[Records excerpted from a collection]
• • • •

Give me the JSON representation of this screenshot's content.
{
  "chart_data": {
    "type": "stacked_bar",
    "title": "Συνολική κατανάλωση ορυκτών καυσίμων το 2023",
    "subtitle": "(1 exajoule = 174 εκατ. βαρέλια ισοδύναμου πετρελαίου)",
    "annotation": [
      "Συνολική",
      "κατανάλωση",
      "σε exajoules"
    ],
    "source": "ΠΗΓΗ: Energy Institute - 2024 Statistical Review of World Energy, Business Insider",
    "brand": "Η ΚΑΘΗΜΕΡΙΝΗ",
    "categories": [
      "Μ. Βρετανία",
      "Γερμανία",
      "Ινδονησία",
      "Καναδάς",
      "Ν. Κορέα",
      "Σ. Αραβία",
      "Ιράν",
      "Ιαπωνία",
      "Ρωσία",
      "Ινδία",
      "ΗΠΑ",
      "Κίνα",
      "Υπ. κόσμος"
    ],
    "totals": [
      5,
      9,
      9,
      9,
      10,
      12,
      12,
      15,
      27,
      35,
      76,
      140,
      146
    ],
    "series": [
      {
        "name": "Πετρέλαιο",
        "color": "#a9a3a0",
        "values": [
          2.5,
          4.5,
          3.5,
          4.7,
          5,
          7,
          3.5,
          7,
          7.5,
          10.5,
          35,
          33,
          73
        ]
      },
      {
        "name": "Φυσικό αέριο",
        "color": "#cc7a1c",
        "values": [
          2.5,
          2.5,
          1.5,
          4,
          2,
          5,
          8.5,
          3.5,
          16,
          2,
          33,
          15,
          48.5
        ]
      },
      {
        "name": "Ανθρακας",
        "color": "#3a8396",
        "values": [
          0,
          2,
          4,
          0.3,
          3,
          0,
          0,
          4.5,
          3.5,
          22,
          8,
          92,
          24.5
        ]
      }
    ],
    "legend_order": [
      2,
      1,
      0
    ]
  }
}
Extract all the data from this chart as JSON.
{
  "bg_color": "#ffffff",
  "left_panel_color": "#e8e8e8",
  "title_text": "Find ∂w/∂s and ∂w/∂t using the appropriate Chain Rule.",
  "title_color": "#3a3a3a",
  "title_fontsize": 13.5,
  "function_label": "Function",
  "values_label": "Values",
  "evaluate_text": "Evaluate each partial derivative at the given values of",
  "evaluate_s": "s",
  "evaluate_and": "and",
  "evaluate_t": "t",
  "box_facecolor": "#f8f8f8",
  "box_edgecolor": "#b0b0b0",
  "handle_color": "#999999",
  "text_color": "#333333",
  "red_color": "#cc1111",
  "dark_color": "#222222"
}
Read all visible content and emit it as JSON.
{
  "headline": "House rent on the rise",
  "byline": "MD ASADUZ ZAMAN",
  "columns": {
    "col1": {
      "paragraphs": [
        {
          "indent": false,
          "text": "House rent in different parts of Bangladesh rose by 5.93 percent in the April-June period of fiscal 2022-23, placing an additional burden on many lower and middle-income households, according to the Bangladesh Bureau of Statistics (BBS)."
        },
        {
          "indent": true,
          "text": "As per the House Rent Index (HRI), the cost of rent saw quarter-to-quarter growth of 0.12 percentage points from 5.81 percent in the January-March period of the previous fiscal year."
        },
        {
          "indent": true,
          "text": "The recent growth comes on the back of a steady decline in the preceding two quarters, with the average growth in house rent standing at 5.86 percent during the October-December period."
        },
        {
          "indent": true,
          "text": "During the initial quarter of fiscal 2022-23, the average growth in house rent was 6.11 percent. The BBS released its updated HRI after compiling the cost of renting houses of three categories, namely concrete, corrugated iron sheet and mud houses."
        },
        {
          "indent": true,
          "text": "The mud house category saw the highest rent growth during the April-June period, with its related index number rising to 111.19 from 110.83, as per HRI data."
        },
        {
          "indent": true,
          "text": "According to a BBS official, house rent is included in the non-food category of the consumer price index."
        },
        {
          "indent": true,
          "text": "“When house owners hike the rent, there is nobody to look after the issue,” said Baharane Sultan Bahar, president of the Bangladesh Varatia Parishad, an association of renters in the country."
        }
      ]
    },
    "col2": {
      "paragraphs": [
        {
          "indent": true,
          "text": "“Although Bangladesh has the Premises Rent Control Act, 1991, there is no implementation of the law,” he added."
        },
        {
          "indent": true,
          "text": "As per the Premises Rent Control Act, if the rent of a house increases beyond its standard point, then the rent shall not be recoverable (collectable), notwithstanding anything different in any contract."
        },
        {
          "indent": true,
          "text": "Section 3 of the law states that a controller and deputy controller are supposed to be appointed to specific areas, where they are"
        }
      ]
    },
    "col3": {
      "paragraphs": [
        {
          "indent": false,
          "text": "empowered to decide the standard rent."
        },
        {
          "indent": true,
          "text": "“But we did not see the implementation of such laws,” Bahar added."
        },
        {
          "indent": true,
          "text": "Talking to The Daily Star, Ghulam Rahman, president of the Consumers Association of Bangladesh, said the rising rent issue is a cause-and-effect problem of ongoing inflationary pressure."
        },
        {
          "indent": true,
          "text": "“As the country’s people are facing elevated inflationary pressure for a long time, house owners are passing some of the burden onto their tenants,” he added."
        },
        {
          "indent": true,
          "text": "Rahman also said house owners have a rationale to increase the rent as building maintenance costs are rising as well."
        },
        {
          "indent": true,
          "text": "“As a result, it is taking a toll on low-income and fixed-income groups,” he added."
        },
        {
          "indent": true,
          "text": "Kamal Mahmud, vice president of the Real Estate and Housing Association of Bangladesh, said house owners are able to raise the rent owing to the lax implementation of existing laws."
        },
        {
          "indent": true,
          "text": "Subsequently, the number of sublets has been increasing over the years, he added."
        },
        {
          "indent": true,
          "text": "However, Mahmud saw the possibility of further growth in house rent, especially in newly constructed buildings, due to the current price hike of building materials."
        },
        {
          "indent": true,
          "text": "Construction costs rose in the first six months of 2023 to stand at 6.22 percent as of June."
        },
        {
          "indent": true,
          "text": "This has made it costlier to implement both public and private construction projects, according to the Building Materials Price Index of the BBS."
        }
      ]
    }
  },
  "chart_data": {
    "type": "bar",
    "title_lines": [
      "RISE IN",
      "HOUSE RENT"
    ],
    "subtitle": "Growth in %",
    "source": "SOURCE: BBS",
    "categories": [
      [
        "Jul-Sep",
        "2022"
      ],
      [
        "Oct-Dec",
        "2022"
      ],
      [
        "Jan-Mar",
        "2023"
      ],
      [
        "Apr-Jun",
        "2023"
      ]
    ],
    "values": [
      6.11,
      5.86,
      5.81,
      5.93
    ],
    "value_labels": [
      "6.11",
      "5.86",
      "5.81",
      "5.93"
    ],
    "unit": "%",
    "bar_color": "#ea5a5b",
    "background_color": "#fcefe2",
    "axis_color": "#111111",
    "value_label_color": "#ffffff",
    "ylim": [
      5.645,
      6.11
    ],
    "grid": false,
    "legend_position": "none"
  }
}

• • • •

• [EXERCISE OBJECTIVE]
Show the lines from the data above that contain the string "number".

• [WRITTEN RESPONSE]
          "text": "The mud house category saw the highest rent growth during the April-June period, with its related index number rising to 111.19 from 110.83, as per HRI data."
          "text": "Subsequently, the number of sublets has been increasing over the years, he added."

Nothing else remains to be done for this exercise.